(Request): Each entry should be quoted word for word, including every mark of punctuation.

** START **

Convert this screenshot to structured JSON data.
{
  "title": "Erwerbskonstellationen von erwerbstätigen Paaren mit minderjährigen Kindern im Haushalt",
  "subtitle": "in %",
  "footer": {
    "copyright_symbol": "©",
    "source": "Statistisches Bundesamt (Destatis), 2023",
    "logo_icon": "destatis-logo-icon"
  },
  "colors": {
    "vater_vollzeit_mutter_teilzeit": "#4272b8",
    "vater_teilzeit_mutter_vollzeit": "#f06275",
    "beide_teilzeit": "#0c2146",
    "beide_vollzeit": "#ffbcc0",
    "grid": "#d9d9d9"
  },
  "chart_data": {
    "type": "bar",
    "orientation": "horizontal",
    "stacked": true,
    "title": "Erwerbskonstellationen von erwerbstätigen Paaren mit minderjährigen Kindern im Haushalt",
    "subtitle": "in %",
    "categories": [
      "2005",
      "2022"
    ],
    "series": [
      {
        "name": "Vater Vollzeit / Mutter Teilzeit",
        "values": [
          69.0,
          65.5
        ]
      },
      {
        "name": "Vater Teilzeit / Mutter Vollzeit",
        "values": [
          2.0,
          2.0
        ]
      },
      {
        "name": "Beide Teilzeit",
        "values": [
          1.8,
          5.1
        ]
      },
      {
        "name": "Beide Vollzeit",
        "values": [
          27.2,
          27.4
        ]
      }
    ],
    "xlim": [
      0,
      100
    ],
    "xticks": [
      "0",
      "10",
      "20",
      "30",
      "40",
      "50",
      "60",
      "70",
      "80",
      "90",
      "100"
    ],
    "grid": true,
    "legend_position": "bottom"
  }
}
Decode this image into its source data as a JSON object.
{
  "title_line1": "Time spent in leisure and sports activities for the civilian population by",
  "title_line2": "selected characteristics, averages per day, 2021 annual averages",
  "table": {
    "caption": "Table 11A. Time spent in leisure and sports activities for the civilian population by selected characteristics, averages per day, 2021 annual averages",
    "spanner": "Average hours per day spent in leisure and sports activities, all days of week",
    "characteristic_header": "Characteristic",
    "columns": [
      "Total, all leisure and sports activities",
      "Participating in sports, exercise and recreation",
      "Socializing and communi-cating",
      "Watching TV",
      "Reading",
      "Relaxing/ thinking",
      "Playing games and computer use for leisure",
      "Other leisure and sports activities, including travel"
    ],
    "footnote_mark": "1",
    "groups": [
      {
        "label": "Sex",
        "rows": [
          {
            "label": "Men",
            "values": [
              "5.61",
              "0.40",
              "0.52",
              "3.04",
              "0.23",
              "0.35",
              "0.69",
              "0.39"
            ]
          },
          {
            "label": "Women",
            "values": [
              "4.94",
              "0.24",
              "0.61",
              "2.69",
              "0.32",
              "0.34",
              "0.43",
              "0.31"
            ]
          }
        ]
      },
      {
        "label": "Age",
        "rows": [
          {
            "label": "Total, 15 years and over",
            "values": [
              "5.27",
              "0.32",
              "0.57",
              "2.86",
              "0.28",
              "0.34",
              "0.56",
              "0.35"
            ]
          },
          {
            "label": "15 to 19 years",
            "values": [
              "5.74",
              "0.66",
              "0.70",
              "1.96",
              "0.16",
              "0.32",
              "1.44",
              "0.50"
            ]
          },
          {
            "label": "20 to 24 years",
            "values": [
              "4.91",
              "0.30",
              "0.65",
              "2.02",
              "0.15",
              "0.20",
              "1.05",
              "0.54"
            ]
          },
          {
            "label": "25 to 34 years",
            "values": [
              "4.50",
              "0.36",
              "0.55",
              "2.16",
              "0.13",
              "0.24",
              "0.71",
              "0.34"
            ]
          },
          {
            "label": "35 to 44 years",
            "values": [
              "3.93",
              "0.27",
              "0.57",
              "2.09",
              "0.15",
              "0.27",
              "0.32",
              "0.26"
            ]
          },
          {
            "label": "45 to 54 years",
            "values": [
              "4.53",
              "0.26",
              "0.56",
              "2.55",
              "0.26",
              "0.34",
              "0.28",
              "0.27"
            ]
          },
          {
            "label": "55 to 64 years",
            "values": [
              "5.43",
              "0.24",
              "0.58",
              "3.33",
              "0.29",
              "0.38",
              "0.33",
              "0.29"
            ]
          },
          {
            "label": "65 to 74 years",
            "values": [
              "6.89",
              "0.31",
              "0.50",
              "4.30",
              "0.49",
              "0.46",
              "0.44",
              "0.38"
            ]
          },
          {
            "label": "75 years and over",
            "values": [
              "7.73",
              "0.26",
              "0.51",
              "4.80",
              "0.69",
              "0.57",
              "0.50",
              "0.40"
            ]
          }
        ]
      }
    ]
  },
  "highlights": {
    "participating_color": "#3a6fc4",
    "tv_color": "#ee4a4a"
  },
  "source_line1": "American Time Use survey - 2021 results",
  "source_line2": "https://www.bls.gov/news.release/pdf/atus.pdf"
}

** END **

(Exercise result):
Convert this screenshot to structured JSON data.
{
  "title": "Erwerbskonstellationen von erwerbstätigen Paaren mit minderjährigen Kindern im Haushalt",
  "subtitle": "in %",
  "footer": {
    "copyright_symbol": "©",
    "source": "Statistisches Bundesamt (Destatis), 2023",
    "logo_icon": "destatis-logo-icon"
  },
  "colors": {
    "vater_vollzeit_mutter_teilzeit": "#4272b8",
    "vater_teilzeit_mutter_vollzeit": "#f06275",
    "beide_teilzeit": "#0c2146",
    "beide_vollzeit": "#ffbcc0",
    "grid": "#d9d9d9"
  },
  "chart_data": {
    "type": "bar",
    "orientation": "horizontal",
    "stacked": true,
    "title": "Erwerbskonstellationen von erwerbstätigen Paaren mit minderjährigen Kindern im Haushalt",
    "subtitle": "in %",
    "categories": [
      "2005",
      "2022"
    ],
    "series": [
      {
        "name": "Vater Vollzeit / Mutter Teilzeit",
        "values": [
          69.0,
          65.5
        ]
      },
      {
        "name": "Vater Teilzeit / Mutter Vollzeit",
        "values": [
          2.0,
          2.0
        ]
      },
      {
        "name": "Beide Teilzeit",
        "values": [
          1.8,
          5.1
        ]
      },
      {
        "name": "Beide Vollzeit",
        "values": [
          27.2,
          27.4
        ]
      }
    ],
    "xlim": [
      0,
      100
    ],
    "xticks": [
      "0",
      "10",
      "20",
      "30",
      "40",
      "50",
      "60",
      "70",
      "80",
      "90",
      "100"
    ],
    "grid": true,
    "legend_position": "bottom"
  }
}
Decode this image into its source data as a JSON object.
{
  "title_line1": "Time spent in leisure and sports activities for the civilian population by",
  "title_line2": "selected characteristics, averages per day, 2021 annual averages",
  "table": {
    "caption": "Table 11A. Time spent in leisure and sports activities for the civilian population by selected characteristics, averages per day, 2021 annual averages",
    "spanner": "Average hours per day spent in leisure and sports activities, all days of week",
    "characteristic_header": "Characteristic",
    "columns": [
      "Total, all leisure and sports activities",
      "Participating in sports, exercise and recreation",
      "Socializing and communi-cating",
      "Watching TV",
      "Reading",
      "Relaxing/ thinking",
      "Playing games and computer use for leisure",
      "Other leisure and sports activities, including travel"
    ],
    "footnote_mark": "1",
    "groups": [
      {
        "label": "Sex",
        "rows": [
          {
            "label": "Men",
            "values": [
              "5.61",
              "0.40",
              "0.52",
              "3.04",
              "0.23",
              "0.35",
              "0.69",
              "0.39"
            ]
          },
          {
            "label": "Women",
            "values": [
              "4.94",
              "0.24",
              "0.61",
              "2.69",
              "0.32",
              "0.34",
              "0.43",
              "0.31"
            ]
          }
        ]
      },
      {
        "label": "Age",
        "rows": [
          {
            "label": "Total, 15 years and over",
            "values": [
              "5.27",
              "0.32",
              "0.57",
              "2.86",
              "0.28",
              "0.34",
              "0.56",
              "0.35"
            ]
          },
          {
            "label": "15 to 19 years",
            "values": [
              "5.74",
              "0.66",
              "0.70",
              "1.96",
              "0.16",
              "0.32",
              "1.44",
              "0.50"
            ]
          },
          {
            "label": "20 to 24 years",
            "values": [
              "4.91",
              "0.30",
              "0.65",
              "2.02",
              "0.15",
              "0.20",
              "1.05",
              "0.54"
            ]
          },
          {
            "label": "25 to 34 years",
            "values": [
              "4.50",
              "0.36",
              "0.55",
              "2.16",
              "0.13",
              "0.24",
              "0.71",
              "0.34"
            ]
          },
          {
            "label": "35 to 44 years",
            "values": [
              "3.93",
              "0.27",
              "0.57",
              "2.09",
              "0.15",
              "0.27",
              "0.32",
              "0.26"
            ]
          },
          {
            "label": "45 to 54 years",
            "values": [
              "4.53",
              "0.26",
              "0.56",
              "2.55",
              "0.26",
              "0.34",
              "0.28",
              "0.27"
            ]
          },
          {
            "label": "55 to 64 years",
            "values": [
              "5.43",
              "0.24",
              "0.58",
              "3.33",
              "0.29",
              "0.38",
              "0.33",
              "0.29"
            ]
          },
          {
            "label": "65 to 74 years",
            "values": [
              "6.89",
              "0.31",
              "0.50",
              "4.30",
              "0.49",
              "0.46",
              "0.44",
              "0.38"
            ]
          },
          {
            "label": "75 years and over",
            "values": [
              "7.73",
              "0.26",
              "0.51",
              "4.80",
              "0.69",
              "0.57",
              "0.50",
              "0.40"
            ]
          }
        ]
      }
    ]
  },
  "highlights": {
    "participating_color": "#3a6fc4",
    "tv_color": "#ee4a4a"
  },
  "source_line1": "American Time Use survey - 2021 results",
  "source_line2": "https://www.bls.gov/news.release/pdf/atus.pdf"
}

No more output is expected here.